## AIM OF THE TASK
Tally the lines in the listing below that contain "name" and report the tally alone.

***** DATA IN THIS EXERCISE *****

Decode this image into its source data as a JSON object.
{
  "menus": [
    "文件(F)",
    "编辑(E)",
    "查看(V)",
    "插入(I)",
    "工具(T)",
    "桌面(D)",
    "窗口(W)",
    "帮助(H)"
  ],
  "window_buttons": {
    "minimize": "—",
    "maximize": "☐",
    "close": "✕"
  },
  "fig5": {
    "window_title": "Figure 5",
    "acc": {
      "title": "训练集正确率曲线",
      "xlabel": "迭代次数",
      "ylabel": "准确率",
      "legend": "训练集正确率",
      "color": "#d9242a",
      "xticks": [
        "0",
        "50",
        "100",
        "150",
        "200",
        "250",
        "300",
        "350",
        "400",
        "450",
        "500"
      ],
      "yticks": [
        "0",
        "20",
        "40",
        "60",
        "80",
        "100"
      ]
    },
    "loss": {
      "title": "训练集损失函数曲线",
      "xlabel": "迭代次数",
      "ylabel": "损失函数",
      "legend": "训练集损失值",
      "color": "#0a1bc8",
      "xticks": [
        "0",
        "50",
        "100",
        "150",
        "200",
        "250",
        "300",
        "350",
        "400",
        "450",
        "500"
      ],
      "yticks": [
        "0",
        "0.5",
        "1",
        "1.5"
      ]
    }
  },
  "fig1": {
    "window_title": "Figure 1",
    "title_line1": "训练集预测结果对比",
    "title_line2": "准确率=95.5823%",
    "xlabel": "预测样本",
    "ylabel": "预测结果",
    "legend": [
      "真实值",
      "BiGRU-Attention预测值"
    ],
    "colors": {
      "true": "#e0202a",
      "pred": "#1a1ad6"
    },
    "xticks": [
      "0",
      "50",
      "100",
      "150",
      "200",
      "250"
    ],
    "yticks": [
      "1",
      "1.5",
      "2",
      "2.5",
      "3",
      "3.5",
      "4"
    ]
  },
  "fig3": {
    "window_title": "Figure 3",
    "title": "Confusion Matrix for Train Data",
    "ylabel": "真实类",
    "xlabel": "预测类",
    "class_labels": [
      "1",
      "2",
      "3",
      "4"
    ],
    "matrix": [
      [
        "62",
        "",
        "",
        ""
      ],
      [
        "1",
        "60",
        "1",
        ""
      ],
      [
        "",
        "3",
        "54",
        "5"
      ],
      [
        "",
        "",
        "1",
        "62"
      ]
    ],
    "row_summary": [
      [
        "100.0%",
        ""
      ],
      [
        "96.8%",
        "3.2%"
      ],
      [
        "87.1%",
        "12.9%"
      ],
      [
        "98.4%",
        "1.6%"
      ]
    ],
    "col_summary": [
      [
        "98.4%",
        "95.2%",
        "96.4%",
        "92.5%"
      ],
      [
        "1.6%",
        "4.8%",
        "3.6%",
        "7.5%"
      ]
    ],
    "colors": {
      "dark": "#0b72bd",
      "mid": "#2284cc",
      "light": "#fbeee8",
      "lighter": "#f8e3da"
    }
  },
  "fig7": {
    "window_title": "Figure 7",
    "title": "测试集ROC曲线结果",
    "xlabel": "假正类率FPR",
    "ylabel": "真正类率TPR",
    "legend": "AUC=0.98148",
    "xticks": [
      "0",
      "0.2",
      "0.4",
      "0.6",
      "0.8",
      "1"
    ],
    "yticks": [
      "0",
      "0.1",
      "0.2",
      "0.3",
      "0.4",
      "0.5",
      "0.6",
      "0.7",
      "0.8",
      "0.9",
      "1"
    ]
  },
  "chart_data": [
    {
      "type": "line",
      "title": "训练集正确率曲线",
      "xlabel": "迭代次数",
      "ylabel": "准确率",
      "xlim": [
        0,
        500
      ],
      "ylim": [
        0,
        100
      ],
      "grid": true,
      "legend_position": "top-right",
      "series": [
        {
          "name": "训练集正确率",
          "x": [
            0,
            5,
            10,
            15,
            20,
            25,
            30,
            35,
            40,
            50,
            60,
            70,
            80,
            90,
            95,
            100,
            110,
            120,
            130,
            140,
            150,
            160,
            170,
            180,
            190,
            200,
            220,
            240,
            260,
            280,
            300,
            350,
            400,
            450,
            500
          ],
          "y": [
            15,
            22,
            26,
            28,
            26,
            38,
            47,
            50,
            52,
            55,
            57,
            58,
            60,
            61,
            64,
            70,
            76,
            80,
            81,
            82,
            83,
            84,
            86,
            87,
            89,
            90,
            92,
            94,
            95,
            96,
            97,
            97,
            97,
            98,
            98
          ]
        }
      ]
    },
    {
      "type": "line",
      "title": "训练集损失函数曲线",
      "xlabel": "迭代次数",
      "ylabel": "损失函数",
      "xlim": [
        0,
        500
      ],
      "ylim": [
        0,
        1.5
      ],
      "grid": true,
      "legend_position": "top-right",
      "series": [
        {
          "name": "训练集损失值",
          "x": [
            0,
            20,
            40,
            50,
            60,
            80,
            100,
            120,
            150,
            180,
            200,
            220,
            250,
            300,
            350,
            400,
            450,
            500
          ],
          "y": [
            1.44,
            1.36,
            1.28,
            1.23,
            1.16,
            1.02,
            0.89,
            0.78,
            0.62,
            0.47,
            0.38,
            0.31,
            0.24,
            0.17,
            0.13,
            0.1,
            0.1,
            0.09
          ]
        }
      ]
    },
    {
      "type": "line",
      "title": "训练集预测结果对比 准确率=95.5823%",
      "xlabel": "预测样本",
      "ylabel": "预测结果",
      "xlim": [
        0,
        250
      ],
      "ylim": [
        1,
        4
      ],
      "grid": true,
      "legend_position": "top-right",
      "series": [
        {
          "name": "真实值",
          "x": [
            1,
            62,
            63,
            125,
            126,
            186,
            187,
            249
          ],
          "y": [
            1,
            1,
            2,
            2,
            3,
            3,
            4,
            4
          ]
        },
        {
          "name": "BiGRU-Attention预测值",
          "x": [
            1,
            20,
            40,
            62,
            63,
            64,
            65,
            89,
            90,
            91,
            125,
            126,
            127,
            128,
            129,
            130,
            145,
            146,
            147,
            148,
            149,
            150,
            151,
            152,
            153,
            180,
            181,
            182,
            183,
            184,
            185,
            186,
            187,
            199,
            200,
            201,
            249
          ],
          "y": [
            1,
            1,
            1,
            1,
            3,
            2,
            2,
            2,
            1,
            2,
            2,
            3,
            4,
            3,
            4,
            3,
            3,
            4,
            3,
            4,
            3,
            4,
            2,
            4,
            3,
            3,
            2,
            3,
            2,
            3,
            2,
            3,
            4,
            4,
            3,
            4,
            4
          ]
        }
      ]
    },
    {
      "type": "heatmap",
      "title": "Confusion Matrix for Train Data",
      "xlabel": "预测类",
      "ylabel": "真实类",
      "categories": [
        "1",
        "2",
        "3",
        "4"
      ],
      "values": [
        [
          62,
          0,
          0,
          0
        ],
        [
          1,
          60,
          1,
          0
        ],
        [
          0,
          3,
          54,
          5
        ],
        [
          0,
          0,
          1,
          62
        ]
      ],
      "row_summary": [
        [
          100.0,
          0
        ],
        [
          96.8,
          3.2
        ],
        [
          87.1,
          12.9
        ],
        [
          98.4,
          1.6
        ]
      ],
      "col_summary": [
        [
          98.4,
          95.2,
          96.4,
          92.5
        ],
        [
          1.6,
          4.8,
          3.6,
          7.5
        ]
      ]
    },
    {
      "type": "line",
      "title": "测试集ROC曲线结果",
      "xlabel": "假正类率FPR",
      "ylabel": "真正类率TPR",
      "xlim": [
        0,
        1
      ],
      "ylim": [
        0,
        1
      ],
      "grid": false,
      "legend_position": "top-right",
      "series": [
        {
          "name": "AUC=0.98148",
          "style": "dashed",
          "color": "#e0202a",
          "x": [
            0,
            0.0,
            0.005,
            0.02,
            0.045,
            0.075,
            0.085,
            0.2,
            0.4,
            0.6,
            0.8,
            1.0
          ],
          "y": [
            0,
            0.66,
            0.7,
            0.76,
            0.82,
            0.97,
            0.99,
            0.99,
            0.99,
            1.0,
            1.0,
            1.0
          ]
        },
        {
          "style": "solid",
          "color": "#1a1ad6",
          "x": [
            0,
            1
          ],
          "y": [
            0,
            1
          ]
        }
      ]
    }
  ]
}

*****

## WRITTEN SOLUTION
5